§ **WRITTEN TASK**
Render the listing below as a Markdown table with two columns, Row and Line: each Row holds a running number and each Line holds one line of the listing, with blank lines omitted.

── PROVIDED DATA ──

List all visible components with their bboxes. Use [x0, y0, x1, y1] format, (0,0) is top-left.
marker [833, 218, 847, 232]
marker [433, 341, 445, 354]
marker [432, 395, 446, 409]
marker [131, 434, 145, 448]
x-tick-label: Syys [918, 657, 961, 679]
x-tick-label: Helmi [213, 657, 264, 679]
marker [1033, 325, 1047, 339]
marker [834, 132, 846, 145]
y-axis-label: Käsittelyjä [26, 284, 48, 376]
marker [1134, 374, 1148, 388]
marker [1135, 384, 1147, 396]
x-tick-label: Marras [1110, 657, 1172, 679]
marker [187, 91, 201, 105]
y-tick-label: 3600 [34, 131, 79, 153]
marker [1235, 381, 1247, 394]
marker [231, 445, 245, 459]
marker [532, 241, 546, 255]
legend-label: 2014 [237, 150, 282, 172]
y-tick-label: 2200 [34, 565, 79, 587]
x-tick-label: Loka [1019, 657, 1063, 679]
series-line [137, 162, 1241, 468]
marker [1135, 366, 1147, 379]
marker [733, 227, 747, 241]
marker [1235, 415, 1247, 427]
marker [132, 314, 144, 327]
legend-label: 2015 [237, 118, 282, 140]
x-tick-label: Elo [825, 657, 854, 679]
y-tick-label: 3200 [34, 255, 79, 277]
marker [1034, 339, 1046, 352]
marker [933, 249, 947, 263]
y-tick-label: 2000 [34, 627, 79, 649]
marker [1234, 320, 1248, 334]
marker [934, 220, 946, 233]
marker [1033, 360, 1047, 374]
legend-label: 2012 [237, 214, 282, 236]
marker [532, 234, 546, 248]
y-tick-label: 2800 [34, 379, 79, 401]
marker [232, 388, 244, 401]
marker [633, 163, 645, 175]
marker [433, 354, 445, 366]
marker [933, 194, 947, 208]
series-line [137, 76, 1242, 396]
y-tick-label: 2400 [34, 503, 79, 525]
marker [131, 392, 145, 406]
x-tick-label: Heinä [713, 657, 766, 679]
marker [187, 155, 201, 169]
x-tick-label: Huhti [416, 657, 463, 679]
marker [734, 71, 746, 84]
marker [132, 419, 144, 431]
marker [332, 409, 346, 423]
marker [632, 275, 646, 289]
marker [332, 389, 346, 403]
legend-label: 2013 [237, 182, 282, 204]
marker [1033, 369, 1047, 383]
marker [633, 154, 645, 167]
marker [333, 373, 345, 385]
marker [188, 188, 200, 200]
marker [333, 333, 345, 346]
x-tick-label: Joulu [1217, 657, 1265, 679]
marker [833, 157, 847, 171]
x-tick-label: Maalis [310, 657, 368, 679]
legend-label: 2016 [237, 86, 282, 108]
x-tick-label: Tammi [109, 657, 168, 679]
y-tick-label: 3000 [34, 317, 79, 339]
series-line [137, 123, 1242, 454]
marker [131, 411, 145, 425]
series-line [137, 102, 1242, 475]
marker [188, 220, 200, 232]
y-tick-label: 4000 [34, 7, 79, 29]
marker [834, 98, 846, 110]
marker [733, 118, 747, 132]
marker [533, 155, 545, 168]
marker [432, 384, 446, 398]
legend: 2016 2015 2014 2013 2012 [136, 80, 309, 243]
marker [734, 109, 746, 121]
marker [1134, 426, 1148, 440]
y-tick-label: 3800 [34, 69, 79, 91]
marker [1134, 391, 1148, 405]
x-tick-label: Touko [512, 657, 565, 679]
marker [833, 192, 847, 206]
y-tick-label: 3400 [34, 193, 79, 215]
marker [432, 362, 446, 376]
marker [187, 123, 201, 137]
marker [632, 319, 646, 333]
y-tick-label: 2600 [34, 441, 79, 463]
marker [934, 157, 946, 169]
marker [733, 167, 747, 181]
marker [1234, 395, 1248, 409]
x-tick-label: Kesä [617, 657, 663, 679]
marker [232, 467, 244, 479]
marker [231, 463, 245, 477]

───

§ **EXERCISE RESPONSE**
| Row | Line |
|---|---|
| 1 | List all visible components with their bboxes. Use [x0, y0, x1, y1] format, (0,0) is top-left. |
| 2 | marker [833, 218, 847, 232] |
| 3 | marker [433, 341, 445, 354] |
| 4 | marker [432, 395, 446, 409] |
| 5 | marker [131, 434, 145, 448] |
| 6 | x-tick-label: Syys [918, 657, 961, 679] |
| 7 | x-tick-label: Helmi [213, 657, 264, 679] |
| 8 | marker [1033, 325, 1047, 339] |
| 9 | marker [834, 132, 846, 145] |
| 10 | y-axis-label: Käsittelyjä [26, 284, 48, 376] |
| 11 | marker [1134, 374, 1148, 388] |
| 12 | marker [1135, 384, 1147, 396] |
| 13 | x-tick-label: Marras [1110, 657, 1172, 679] |
| 14 | marker [187, 91, 201, 105] |
| 15 | y-tick-label: 3600 [34, 131, 79, 153] |
| 16 | marker [1235, 381, 1247, 394] |
| 17 | marker [231, 445, 245, 459] |
| 18 | marker [532, 241, 546, 255] |
| 19 | legend-label: 2014 [237, 150, 282, 172] |
| 20 | y-tick-label: 2200 [34, 565, 79, 587] |
| 21 | x-tick-label: Loka [1019, 657, 1063, 679] |
| 22 | series-line [137, 162, 1241, 468] |
| 23 | marker [1135, 366, 1147, 379] |
| 24 | marker [733, 227, 747, 241] |
| 25 | marker [1235, 415, 1247, 427] |
| 26 | marker [132, 314, 144, 327] |
| 27 | legend-label: 2015 [237, 118, 282, 140] |
| 28 | x-tick-label: Elo [825, 657, 854, 679] |
| 29 | y-tick-label: 3200 [34, 255, 79, 277] |
| 30 | marker [1034, 339, 1046, 352] |
| 31 | marker [933, 249, 947, 263] |
| 32 | y-tick-label: 2000 [34, 627, 79, 649] |
| 33 | marker [1234, 320, 1248, 334] |
| 34 | marker [934, 220, 946, 233] |
| 35 | marker [1033, 360, 1047, 374] |
| 36 | legend-label: 2012 [237, 214, 282, 236] |
| 37 | marker [532, 234, 546, 248] |
| 38 | y-tick-label: 2800 [34, 379, 79, 401] |
| 39 | marker [232, 388, 244, 401] |
| 40 | marker [633, 163, 645, 175] |
| 41 | marker [433, 354, 445, 366] |
| 42 | marker [933, 194, 947, 208] |
| 43 | series-line [137, 76, 1242, 396] |
| 44 | y-tick-label: 2400 [34, 503, 79, 525] |
| 45 | marker [131, 392, 145, 406] |
| 46 | x-tick-label: Heinä [713, 657, 766, 679] |
| 47 | marker [187, 155, 201, 169] |
| 48 | x-tick-label: Huhti [416, 657, 463, 679] |
| 49 | marker [734, 71, 746, 84] |
| 50 | marker [132, 419, 144, 431] |
| 51 | marker [332, 409, 346, 423] |
| 52 | marker [632, 275, 646, 289] |
| 53 | marker [332, 389, 346, 403] |
| 54 | legend-label: 2013 [237, 182, 282, 204] |
| 55 | marker [1033, 369, 1047, 383] |
| 56 | marker [633, 154, 645, 167] |
| 57 | marker [333, 373, 345, 385] |
| 58 | marker [188, 188, 200, 200] |
| 59 | marker [333, 333, 345, 346] |
| 60 | x-tick-label: Joulu [1217, 657, 1265, 679] |
| 61 | marker [833, 157, 847, 171] |
| 62 | x-tick-label: Maalis [310, 657, 368, 679] |
| 63 | legend-label: 2016 [237, 86, 282, 108] |
| 64 | x-tick-label: Tammi [109, 657, 168, 679] |
| 65 | y-tick-label: 3000 [34, 317, 79, 339] |
| 66 | series-line [137, 123, 1242, 454] |
| 67 | marker [131, 411, 145, 425] |
| 68 | series-line [137, 102, 1242, 475] |
| 69 | marker [188, 220, 200, 232] |
| 70 | y-tick-label: 4000 [34, 7, 79, 29] |
| 71 | marker [834, 98, 846, 110] |
| 72 | marker [733, 118, 747, 132] |
| 73 | marker [533, 155, 545, 168] |
| 74 | marker [432, 384, 446, 398] |
| 75 | legend: 2016 2015 2014 2013 2012 [136, 80, 309, 243] |
| 76 | marker [734, 109, 746, 121] |
| 77 | marker [1134, 426, 1148, 440] |
| 78 | y-tick-label: 3800 [34, 69, 79, 91] |
| 79 | marker [1134, 391, 1148, 405] |
| 80 | x-tick-label: Touko [512, 657, 565, 679] |
| 81 | marker [833, 192, 847, 206] |
| 82 | y-tick-label: 3400 [34, 193, 79, 215] |
| 83 | marker [432, 362, 446, 376] |
| 84 | marker [187, 123, 201, 137] |
| 85 | marker [632, 319, 646, 333] |
| 86 | y-tick-label: 2600 [34, 441, 79, 463] |
| 87 | marker [934, 157, 946, 169] |
| 88 | marker [733, 167, 747, 181] |
| 89 | marker [1234, 395, 1248, 409] |
| 90 | x-tick-label: Kesä [617, 657, 663, 679] |
| 91 | marker [232, 467, 244, 479] |
| 92 | marker [231, 463, 245, 477] |